▸ **Task description**
The listing below should be written out exactly; please include all of it.

▸ **Information shown**

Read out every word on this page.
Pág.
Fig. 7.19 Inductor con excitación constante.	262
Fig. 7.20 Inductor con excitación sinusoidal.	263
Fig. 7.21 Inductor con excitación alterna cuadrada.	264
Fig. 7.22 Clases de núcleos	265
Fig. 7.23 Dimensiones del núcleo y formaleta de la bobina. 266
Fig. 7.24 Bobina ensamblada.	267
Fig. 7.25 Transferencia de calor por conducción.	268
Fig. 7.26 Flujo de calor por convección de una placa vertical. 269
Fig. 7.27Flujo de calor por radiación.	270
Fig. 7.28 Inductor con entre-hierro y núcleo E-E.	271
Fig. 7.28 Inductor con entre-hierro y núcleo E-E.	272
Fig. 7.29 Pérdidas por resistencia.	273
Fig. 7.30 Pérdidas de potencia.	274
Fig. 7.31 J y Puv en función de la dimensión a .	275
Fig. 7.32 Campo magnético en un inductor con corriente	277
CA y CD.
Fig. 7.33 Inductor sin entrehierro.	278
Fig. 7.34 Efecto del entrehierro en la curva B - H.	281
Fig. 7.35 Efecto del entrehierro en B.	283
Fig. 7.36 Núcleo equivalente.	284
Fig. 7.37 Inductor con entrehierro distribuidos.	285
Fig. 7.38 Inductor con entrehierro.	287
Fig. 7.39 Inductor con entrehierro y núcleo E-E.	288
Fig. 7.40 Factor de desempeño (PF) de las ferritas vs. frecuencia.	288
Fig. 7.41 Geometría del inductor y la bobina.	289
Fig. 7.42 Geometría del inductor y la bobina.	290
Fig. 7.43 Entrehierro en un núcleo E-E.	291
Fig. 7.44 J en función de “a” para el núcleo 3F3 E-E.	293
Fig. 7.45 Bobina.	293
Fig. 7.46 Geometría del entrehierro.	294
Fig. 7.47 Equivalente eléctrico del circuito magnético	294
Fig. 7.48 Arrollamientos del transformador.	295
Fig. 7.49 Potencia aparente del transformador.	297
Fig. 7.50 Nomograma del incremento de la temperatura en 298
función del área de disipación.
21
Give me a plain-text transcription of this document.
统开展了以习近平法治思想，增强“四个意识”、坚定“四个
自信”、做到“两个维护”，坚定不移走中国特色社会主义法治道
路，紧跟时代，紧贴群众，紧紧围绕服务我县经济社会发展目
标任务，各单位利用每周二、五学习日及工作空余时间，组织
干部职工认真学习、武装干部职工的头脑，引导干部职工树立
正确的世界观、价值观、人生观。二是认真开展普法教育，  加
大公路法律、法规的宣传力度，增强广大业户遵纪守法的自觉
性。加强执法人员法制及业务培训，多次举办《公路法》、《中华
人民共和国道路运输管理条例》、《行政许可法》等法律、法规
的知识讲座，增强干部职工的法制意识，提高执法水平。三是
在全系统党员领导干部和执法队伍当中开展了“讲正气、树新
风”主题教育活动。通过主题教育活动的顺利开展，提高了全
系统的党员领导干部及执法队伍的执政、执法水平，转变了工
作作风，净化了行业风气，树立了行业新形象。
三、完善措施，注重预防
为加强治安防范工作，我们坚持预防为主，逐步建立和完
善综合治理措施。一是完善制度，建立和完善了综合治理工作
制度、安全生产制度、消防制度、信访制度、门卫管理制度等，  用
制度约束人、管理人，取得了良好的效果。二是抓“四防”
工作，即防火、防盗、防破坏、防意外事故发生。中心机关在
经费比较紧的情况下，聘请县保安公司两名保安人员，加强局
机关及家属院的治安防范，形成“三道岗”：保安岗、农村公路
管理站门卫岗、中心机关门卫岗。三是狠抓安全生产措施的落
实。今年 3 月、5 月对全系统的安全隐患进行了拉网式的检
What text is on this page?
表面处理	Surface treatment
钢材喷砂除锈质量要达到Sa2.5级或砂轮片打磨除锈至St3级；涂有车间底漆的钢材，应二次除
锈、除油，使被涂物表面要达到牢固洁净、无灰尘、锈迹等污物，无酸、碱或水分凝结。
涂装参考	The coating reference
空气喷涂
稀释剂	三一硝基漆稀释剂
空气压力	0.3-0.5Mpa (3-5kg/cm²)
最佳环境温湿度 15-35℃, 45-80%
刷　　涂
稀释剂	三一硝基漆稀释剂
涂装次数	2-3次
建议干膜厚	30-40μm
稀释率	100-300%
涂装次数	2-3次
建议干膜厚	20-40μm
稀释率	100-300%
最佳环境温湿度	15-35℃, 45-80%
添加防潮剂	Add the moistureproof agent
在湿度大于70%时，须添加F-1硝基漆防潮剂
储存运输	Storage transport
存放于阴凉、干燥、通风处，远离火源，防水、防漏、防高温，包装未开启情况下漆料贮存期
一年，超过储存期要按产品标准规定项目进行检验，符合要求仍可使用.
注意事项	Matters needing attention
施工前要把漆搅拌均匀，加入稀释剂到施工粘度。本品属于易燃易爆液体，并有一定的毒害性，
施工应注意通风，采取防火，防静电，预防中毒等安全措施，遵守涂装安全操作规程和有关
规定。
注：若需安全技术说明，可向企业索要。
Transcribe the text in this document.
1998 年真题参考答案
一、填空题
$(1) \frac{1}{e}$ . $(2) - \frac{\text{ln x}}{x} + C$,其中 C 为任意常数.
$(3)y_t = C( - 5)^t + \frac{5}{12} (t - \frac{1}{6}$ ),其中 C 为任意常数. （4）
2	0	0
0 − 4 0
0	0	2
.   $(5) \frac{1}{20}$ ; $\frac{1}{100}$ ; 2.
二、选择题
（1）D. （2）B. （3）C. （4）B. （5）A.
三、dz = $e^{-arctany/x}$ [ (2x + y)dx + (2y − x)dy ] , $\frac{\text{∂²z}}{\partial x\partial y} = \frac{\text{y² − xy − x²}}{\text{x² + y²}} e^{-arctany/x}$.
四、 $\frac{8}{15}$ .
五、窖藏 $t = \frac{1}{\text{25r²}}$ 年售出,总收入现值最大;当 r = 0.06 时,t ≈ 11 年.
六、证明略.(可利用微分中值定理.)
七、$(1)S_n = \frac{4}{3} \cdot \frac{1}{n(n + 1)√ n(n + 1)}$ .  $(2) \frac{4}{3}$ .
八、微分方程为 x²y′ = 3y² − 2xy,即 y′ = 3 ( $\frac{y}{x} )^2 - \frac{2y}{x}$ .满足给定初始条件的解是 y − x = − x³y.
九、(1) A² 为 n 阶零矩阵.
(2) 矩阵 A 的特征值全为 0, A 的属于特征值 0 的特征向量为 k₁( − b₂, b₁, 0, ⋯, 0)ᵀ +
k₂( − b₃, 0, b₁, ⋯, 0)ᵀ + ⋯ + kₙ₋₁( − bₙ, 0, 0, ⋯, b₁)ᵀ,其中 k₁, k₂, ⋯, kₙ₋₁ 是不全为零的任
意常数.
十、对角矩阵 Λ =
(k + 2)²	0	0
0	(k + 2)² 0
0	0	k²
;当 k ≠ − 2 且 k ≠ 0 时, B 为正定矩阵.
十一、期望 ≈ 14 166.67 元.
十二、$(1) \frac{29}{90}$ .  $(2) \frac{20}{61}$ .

▸ **Exercise result**
Read out every word on this page.
Pág.
Fig. 7.19 Inductor con excitación constante.	262
Fig. 7.20 Inductor con excitación sinusoidal.	263
Fig. 7.21 Inductor con excitación alterna cuadrada.	264
Fig. 7.22 Clases de núcleos	265
Fig. 7.23 Dimensiones del núcleo y formaleta de la bobina. 266
Fig. 7.24 Bobina ensamblada.	267
Fig. 7.25 Transferencia de calor por conducción.	268
Fig. 7.26 Flujo de calor por convección de una placa vertical. 269
Fig. 7.27Flujo de calor por radiación.	270
Fig. 7.28 Inductor con entre-hierro y núcleo E-E.	271
Fig. 7.28 Inductor con entre-hierro y núcleo E-E.	272
Fig. 7.29 Pérdidas por resistencia.	273
Fig. 7.30 Pérdidas de potencia.	274
Fig. 7.31 J y Puv en función de la dimensión a .	275
Fig. 7.32 Campo magnético en un inductor con corriente	277
CA y CD.
Fig. 7.33 Inductor sin entrehierro.	278
Fig. 7.34 Efecto del entrehierro en la curva B - H.	281
Fig. 7.35 Efecto del entrehierro en B.	283
Fig. 7.36 Núcleo equivalente.	284
Fig. 7.37 Inductor con entrehierro distribuidos.	285
Fig. 7.38 Inductor con entrehierro.	287
Fig. 7.39 Inductor con entrehierro y núcleo E-E.	288
Fig. 7.40 Factor de desempeño (PF) de las ferritas vs. frecuencia.	288
Fig. 7.41 Geometría del inductor y la bobina.	289
Fig. 7.42 Geometría del inductor y la bobina.	290
Fig. 7.43 Entrehierro en un núcleo E-E.	291
Fig. 7.44 J en función de “a” para el núcleo 3F3 E-E.	293
Fig. 7.45 Bobina.	293
Fig. 7.46 Geometría del entrehierro.	294
Fig. 7.47 Equivalente eléctrico del circuito magnético	294
Fig. 7.48 Arrollamientos del transformador.	295
Fig. 7.49 Potencia aparente del transformador.	297
Fig. 7.50 Nomograma del incremento de la temperatura en 298
función del área de disipación.
21
Give me a plain-text transcription of this document.
统开展了以习近平法治思想，增强“四个意识”、坚定“四个
自信”、做到“两个维护”，坚定不移走中国特色社会主义法治道
路，紧跟时代，紧贴群众，紧紧围绕服务我县经济社会发展目
标任务，各单位利用每周二、五学习日及工作空余时间，组织
干部职工认真学习、武装干部职工的头脑，引导干部职工树立
正确的世界观、价值观、人生观。二是认真开展普法教育，  加
大公路法律、法规的宣传力度，增强广大业户遵纪守法的自觉
性。加强执法人员法制及业务培训，多次举办《公路法》、《中华
人民共和国道路运输管理条例》、《行政许可法》等法律、法规
的知识讲座，增强干部职工的法制意识，提高执法水平。三是
在全系统党员领导干部和执法队伍当中开展了“讲正气、树新
风”主题教育活动。通过主题教育活动的顺利开展，提高了全
系统的党员领导干部及执法队伍的执政、执法水平，转变了工
作作风，净化了行业风气，树立了行业新形象。
三、完善措施，注重预防
为加强治安防范工作，我们坚持预防为主，逐步建立和完
善综合治理措施。一是完善制度，建立和完善了综合治理工作
制度、安全生产制度、消防制度、信访制度、门卫管理制度等，  用
制度约束人、管理人，取得了良好的效果。二是抓“四防”
工作，即防火、防盗、防破坏、防意外事故发生。中心机关在
经费比较紧的情况下，聘请县保安公司两名保安人员，加强局
机关及家属院的治安防范，形成“三道岗”：保安岗、农村公路
管理站门卫岗、中心机关门卫岗。三是狠抓安全生产措施的落
实。今年 3 月、5 月对全系统的安全隐患进行了拉网式的检
What text is on this page?
表面处理	Surface treatment
钢材喷砂除锈质量要达到Sa2.5级或砂轮片打磨除锈至St3级；涂有车间底漆的钢材，应二次除
锈、除油，使被涂物表面要达到牢固洁净、无灰尘、锈迹等污物，无酸、碱或水分凝结。
涂装参考	The coating reference
空气喷涂
稀释剂	三一硝基漆稀释剂
空气压力	0.3-0.5Mpa (3-5kg/cm²)
最佳环境温湿度 15-35℃, 45-80%
刷　　涂
稀释剂	三一硝基漆稀释剂
涂装次数	2-3次
建议干膜厚	30-40μm
稀释率	100-300%
涂装次数	2-3次
建议干膜厚	20-40μm
稀释率	100-300%
最佳环境温湿度	15-35℃, 45-80%
添加防潮剂	Add the moistureproof agent
在湿度大于70%时，须添加F-1硝基漆防潮剂
储存运输	Storage transport
存放于阴凉、干燥、通风处，远离火源，防水、防漏、防高温，包装未开启情况下漆料贮存期
一年，超过储存期要按产品标准规定项目进行检验，符合要求仍可使用.
注意事项	Matters needing attention
施工前要把漆搅拌均匀，加入稀释剂到施工粘度。本品属于易燃易爆液体，并有一定的毒害性，
施工应注意通风，采取防火，防静电，预防中毒等安全措施，遵守涂装安全操作规程和有关
规定。
注：若需安全技术说明，可向企业索要。
Transcribe the text in this document.
1998 年真题参考答案
一、填空题
$(1) \frac{1}{e}$ . $(2) - \frac{\text{ln x}}{x} + C$,其中 C 为任意常数.
$(3)y_t = C( - 5)^t + \frac{5}{12} (t - \frac{1}{6}$ ),其中 C 为任意常数. （4）
2	0	0
0 − 4 0
0	0	2
.   $(5) \frac{1}{20}$ ; $\frac{1}{100}$ ; 2.
二、选择题
（1）D. （2）B. （3）C. （4）B. （5）A.
三、dz = $e^{-arctany/x}$ [ (2x + y)dx + (2y − x)dy ] , $\frac{\text{∂²z}}{\partial x\partial y} = \frac{\text{y² − xy − x²}}{\text{x² + y²}} e^{-arctany/x}$.
四、 $\frac{8}{15}$ .
五、窖藏 $t = \frac{1}{\text{25r²}}$ 年售出,总收入现值最大;当 r = 0.06 时,t ≈ 11 年.
六、证明略.(可利用微分中值定理.)
七、$(1)S_n = \frac{4}{3} \cdot \frac{1}{n(n + 1)√ n(n + 1)}$ .  $(2) \frac{4}{3}$ .
八、微分方程为 x²y′ = 3y² − 2xy,即 y′ = 3 ( $\frac{y}{x} )^2 - \frac{2y}{x}$ .满足给定初始条件的解是 y − x = − x³y.
九、(1) A² 为 n 阶零矩阵.
(2) 矩阵 A 的特征值全为 0, A 的属于特征值 0 的特征向量为 k₁( − b₂, b₁, 0, ⋯, 0)ᵀ +
k₂( − b₃, 0, b₁, ⋯, 0)ᵀ + ⋯ + kₙ₋₁( − bₙ, 0, 0, ⋯, b₁)ᵀ,其中 k₁, k₂, ⋯, kₙ₋₁ 是不全为零的任
意常数.
十、对角矩阵 Λ =
(k + 2)²	0	0
0	(k + 2)² 0
0	0	k²
;当 k ≠ − 2 且 k ≠ 0 时, B 为正定矩阵.
十一、期望 ≈ 14 166.67 元.
十二、$(1) \frac{29}{90}$ .  $(2) \frac{20}{61}$ .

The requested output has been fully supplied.